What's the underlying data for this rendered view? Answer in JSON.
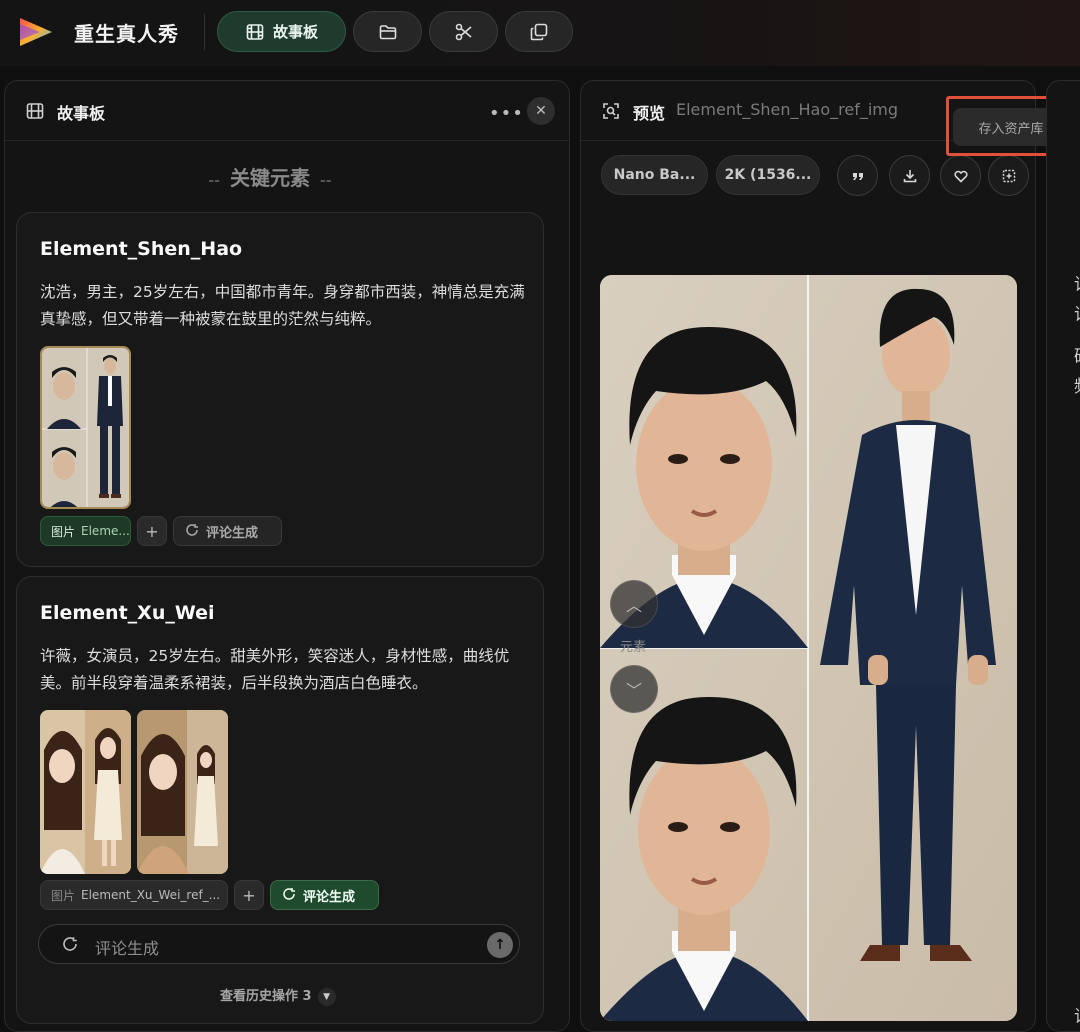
{
  "app": {
    "title": "重生真人秀"
  },
  "toolbar": {
    "storyboard_label": "故事板"
  },
  "storyboard": {
    "title": "故事板",
    "more": "•••",
    "close": "✕",
    "section_title": "关键元素",
    "section_dash": "--",
    "elements": [
      {
        "name": "Element_Shen_Hao",
        "description": "沈浩，男主，25岁左右，中国都市青年。身穿都市西装，神情总是充满真挚感，但又带着一种被蒙在鼓里的茫然与纯粹。",
        "chip_type": "图片",
        "chip_label": "Eleme...",
        "generate_label": "评论生成"
      },
      {
        "name": "Element_Xu_Wei",
        "description": "许薇，女演员，25岁左右。甜美外形，笑容迷人，身材性感，曲线优美。前半段穿着温柔系裙装，后半段换为酒店白色睡衣。",
        "chip_type": "图片",
        "chip_label": "Element_Xu_Wei_ref_...",
        "generate_label": "评论生成"
      }
    ],
    "comment_placeholder": "评论生成",
    "history_label": "查看历史操作 3"
  },
  "preview": {
    "title": "预览",
    "subtitle": "Element_Shen_Hao_ref_img",
    "model": "Nano Ba...",
    "resolution": "2K (1536...",
    "tooltip": "存入资产库",
    "nav_label": "元素"
  },
  "right_panel": {
    "chars": [
      "词",
      "词",
      "硕",
      "频",
      "词"
    ]
  },
  "colors": {
    "accent_green": "#1f3b2d",
    "highlight": "#e0503a",
    "bg": "#0f0f10"
  },
  "icons": [
    "film-icon",
    "folder-icon",
    "scissors-icon",
    "copy-icon",
    "search-zoom-icon",
    "quote-icon",
    "download-icon",
    "heart-icon",
    "crop-add-icon",
    "refresh-icon",
    "send-arrow-icon",
    "chevron-up-icon",
    "chevron-down-icon"
  ]
}
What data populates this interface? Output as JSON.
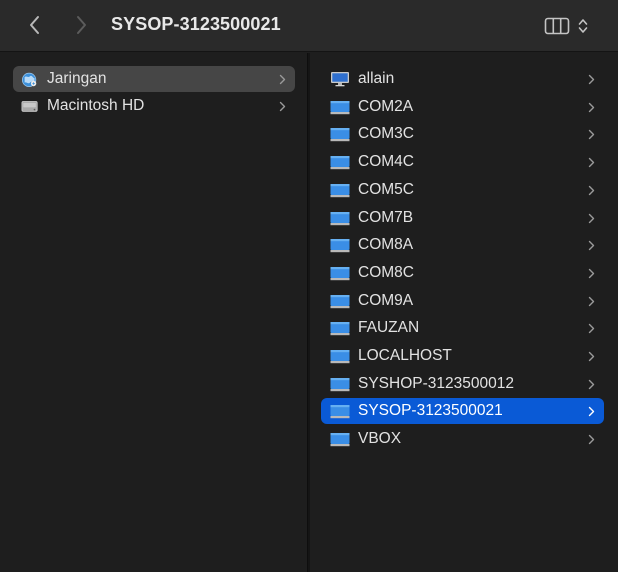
{
  "window": {
    "title": "SYSOP-3123500021"
  },
  "toolbar": {
    "back_icon": "chevron-left-icon",
    "forward_icon": "chevron-right-icon",
    "view_icon": "column-view-icon"
  },
  "sidebar_column": {
    "items": [
      {
        "label": "Jaringan",
        "icon": "network-globe-icon",
        "selected": true
      },
      {
        "label": "Macintosh HD",
        "icon": "hard-drive-icon",
        "selected": false
      }
    ]
  },
  "network_column": {
    "items": [
      {
        "label": "allain",
        "icon": "computer-icon",
        "selected": false
      },
      {
        "label": "COM2A",
        "icon": "computer-icon",
        "selected": false
      },
      {
        "label": "COM3C",
        "icon": "computer-icon",
        "selected": false
      },
      {
        "label": "COM4C",
        "icon": "computer-icon",
        "selected": false
      },
      {
        "label": "COM5C",
        "icon": "computer-icon",
        "selected": false
      },
      {
        "label": "COM7B",
        "icon": "computer-icon",
        "selected": false
      },
      {
        "label": "COM8A",
        "icon": "computer-icon",
        "selected": false
      },
      {
        "label": "COM8C",
        "icon": "computer-icon",
        "selected": false
      },
      {
        "label": "COM9A",
        "icon": "computer-icon",
        "selected": false
      },
      {
        "label": "FAUZAN",
        "icon": "computer-icon",
        "selected": false
      },
      {
        "label": "LOCALHOST",
        "icon": "computer-icon",
        "selected": false
      },
      {
        "label": "SYSHOP-3123500012",
        "icon": "computer-icon",
        "selected": false
      },
      {
        "label": "SYSOP-3123500021",
        "icon": "computer-icon",
        "selected": true
      },
      {
        "label": "VBOX",
        "icon": "computer-icon",
        "selected": false
      }
    ]
  },
  "colors": {
    "selection_accent": "#0a5ad6",
    "sidebar_selection": "#464646",
    "background": "#1e1e1e",
    "toolbar": "#2a2a2a"
  }
}
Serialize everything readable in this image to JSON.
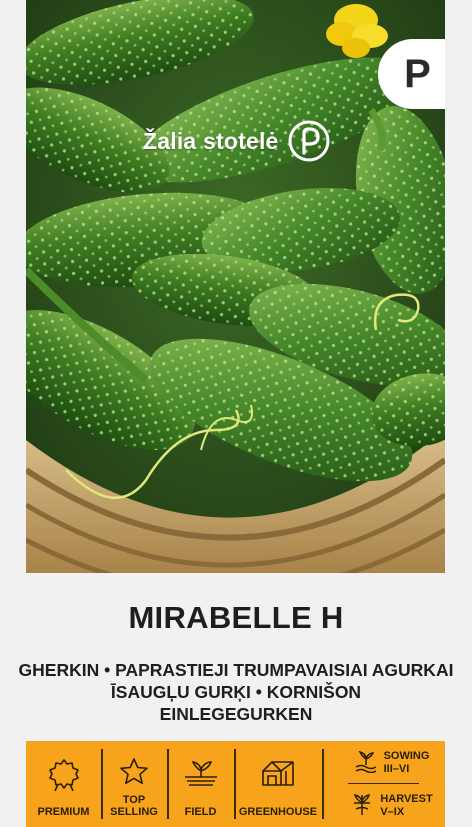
{
  "brand": {
    "name": "Žalia stotelė"
  },
  "badge": {
    "letter": "P"
  },
  "product": {
    "title": "MIRABELLE H",
    "subtitle_lines": [
      "GHERKIN • PAPRASTIEJI TRUMPAVAISIAI AGURKAI",
      "ĪSAUGĻU GURĶI • KORNIŠON",
      "EINLEGEGURKEN"
    ]
  },
  "features": [
    {
      "icon": "rosette-icon",
      "label_lines": [
        "PREMIUM"
      ]
    },
    {
      "icon": "star-icon",
      "label_lines": [
        "TOP",
        "SELLING"
      ]
    },
    {
      "icon": "field-sprout-icon",
      "label_lines": [
        "FIELD"
      ]
    },
    {
      "icon": "greenhouse-icon",
      "label_lines": [
        "GREENHOUSE"
      ]
    }
  ],
  "season": {
    "sowing": {
      "icon": "sowing-icon",
      "label": "SOWING",
      "months": "III–VI"
    },
    "harvest": {
      "icon": "harvest-icon",
      "label": "HARVEST",
      "months": "V–IX"
    }
  },
  "colors": {
    "feature_bar": "#f7a41c",
    "background": "#f1f1f1",
    "title_text": "#1e1e1e"
  }
}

Work to do: Using the material above, report each line where "chevron" occurs.

Full solution:
    "chevron-up-icon",
    "chevron-down-icon"
    "back_icon": "chevron-left-icon",
    "forward_icon": "chevron-right-icon",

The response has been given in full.